The Lethbridges call it "the neighborhood." Farmed until the 1950s, its 44 acres originally contained two family farmhouses. Another group of houses was built in the 1950s and 1960s. Construction of the newest houses began in the 1980s.

It's a family compound in the self-sufficient, rural sense rather than the pinkies-up Hyannis sense. There's nothing cultish or religious about it -- unless you count the shared faith in family and land that has defined this place for nearly 100 years. The operating system is simple: Lethbridge men are usually builders and carpenters. Lethbridge women usually stay home to raise children or teach in their children's schools. The oldest generation helps look after the youngest.

But the neighborhood can seem complicated at first, especially for newcomers such as 44-year-old Lynn Lethbridge. A military child who never spent time with her cousins, she had little sense of extended family. When she fell in love with her husband, Kevin Lethbridge, more than 20 years ago, she married not only him but also his family and the five acres he had claimed as his own.

"I started making payments to my grandparents on this property when I was 18 years old," Kevin says. "I paid them $200 a month."

Eventually, he built his own house with help from his father, brothers and brothers-in law. Kevin, 45, owns JM Development. His older brother Keith is Lethbridge Contractors. His nephew Kenny is RK Remodeling. His brother-in-law Dale is a partner at Sturbridge Homes. His older brother Ronnie is a partner at Classic Community Corp., where his brother-in-law Allan also works.

Most of the folks in this extended family went to Burtonsville Elementary School and Paint Branch High School, and they have made a point of sending their children there as well. The Lethbridges are big on supervision, which can be the same as minding everyone else's business. If you live here, you really know your neighbors.

"There's no drugs and alcohol, things like that," Kevin says. "And it's not like, if the kids were to have a party, someone wouldn't know. Anytime a car comes in around here, you get a phone call: 'Why's this car coming in? Do you know who this is?' There's always a neighborhood watch."

The properties are individually owned. The older family members, in their 60s and 70s, still live in a cluster of older houses built on lots of one to two acres.

In Kevin's generation, Keith, Sherry, Stacey and Hal each built on a five-acre lot. Their cousin Dawn just moved into the last new house that zoning laws allow on the 44-acre property.

When Kevin was growing up, he says, the family spent more time together than it does now, eating dinner every Sunday at his late grandparents' home. Although the family still congregates -- Christmas breakfast at Kevin's mother's house is a revered command performance -- traditions have loosened slightly as the generation that remembers Victory gardens yields to the one that instant-messages.
···
• **Things to do**
a – Reproduce the Lethbridge neighborhood article word for word from "But the neighborhood" to "as his own.".
b – According to the Lethbridge neighborhood article, how much did Kevin pay his grandparents each month for his property?
···
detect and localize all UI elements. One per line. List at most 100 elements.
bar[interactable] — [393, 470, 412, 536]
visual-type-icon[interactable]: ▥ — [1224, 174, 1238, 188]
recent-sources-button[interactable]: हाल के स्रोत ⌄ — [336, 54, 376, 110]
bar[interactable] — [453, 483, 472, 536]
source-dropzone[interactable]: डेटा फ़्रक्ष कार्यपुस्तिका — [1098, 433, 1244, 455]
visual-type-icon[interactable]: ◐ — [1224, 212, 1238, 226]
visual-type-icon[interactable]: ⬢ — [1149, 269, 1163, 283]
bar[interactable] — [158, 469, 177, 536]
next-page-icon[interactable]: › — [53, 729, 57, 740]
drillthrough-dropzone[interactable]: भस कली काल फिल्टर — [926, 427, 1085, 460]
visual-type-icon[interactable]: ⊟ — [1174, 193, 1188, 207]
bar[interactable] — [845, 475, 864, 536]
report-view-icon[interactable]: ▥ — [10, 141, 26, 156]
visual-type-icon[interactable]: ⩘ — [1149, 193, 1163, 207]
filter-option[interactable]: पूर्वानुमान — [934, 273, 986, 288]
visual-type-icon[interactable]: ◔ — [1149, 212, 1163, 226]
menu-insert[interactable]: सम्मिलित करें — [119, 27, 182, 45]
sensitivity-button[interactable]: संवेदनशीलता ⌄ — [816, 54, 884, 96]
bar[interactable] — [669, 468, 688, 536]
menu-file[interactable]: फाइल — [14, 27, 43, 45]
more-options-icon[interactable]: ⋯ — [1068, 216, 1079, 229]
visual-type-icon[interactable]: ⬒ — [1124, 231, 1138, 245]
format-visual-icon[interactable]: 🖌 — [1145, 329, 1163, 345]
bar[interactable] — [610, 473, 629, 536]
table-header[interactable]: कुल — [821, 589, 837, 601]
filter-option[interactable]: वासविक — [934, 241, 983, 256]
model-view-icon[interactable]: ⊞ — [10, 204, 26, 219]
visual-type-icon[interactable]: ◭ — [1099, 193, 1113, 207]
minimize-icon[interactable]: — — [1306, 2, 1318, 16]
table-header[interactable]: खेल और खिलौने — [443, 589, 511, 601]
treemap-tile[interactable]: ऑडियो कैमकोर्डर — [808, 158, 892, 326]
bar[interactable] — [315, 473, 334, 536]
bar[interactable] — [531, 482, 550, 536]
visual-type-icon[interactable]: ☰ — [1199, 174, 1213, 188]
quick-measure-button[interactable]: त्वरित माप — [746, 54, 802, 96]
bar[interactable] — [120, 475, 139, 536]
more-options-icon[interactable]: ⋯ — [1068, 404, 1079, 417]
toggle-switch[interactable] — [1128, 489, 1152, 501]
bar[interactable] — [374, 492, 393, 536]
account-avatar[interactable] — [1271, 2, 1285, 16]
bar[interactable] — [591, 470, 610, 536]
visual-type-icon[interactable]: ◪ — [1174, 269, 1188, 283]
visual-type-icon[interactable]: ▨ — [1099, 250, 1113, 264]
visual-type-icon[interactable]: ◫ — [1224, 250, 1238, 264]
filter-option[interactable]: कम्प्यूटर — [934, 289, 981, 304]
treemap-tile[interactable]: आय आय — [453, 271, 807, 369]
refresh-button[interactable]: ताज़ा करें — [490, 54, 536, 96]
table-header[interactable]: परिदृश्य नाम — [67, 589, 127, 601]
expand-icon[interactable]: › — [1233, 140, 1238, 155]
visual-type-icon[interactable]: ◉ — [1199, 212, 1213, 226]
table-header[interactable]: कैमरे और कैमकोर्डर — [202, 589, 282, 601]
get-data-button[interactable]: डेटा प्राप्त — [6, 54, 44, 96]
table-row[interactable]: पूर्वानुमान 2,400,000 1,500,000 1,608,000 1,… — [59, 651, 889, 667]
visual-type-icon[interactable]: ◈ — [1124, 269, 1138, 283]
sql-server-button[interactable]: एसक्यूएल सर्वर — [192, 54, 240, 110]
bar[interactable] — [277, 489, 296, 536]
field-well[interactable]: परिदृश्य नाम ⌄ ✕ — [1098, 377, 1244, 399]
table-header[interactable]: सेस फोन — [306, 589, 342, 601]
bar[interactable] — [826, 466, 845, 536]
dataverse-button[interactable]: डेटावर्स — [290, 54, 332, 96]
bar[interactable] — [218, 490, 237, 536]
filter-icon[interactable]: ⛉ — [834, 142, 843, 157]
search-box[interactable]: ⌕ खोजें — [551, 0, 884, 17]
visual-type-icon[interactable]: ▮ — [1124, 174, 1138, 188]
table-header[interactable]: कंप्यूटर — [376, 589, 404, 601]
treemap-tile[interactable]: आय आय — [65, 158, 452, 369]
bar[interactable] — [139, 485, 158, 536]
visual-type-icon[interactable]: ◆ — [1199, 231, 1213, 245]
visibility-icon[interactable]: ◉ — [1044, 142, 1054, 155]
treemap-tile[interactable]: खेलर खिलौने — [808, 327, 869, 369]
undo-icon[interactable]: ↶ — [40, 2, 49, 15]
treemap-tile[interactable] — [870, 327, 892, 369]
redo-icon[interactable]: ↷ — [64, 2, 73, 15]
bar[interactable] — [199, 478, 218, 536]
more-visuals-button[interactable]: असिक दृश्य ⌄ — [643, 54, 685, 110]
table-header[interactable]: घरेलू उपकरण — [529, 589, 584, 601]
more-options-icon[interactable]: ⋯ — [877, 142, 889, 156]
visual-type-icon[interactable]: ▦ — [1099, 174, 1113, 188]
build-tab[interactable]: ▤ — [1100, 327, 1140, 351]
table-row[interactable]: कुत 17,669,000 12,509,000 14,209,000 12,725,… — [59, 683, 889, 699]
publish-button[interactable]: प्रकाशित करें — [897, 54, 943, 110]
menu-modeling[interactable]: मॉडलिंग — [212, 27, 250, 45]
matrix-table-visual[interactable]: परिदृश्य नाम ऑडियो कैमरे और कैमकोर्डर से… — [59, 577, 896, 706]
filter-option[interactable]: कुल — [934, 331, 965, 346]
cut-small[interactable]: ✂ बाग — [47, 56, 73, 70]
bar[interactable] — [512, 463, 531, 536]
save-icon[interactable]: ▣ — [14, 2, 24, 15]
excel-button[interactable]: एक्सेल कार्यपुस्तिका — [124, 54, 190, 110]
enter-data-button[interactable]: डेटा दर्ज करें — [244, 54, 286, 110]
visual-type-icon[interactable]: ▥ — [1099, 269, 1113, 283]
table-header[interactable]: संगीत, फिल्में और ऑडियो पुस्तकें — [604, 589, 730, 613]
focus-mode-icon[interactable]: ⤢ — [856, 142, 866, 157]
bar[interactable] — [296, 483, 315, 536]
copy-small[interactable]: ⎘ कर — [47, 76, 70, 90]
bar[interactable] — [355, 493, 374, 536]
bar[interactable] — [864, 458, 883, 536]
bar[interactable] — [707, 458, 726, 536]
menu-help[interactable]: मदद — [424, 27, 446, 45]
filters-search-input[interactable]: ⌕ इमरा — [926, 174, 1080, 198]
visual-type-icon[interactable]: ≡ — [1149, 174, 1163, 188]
···
• **Solutions per task**
a –
But the neighborhood can seem complicated at first, especially for newcomers such as 44-year-old Lynn Lethbridge. A military child who never spent time with her cousins, she had little sense of extended family. When she fell in love with her husband, Kevin Lethbridge, more than 20 years ago, she married not only him but also his family and the five acres he had claimed as his own.

b – $200 a month.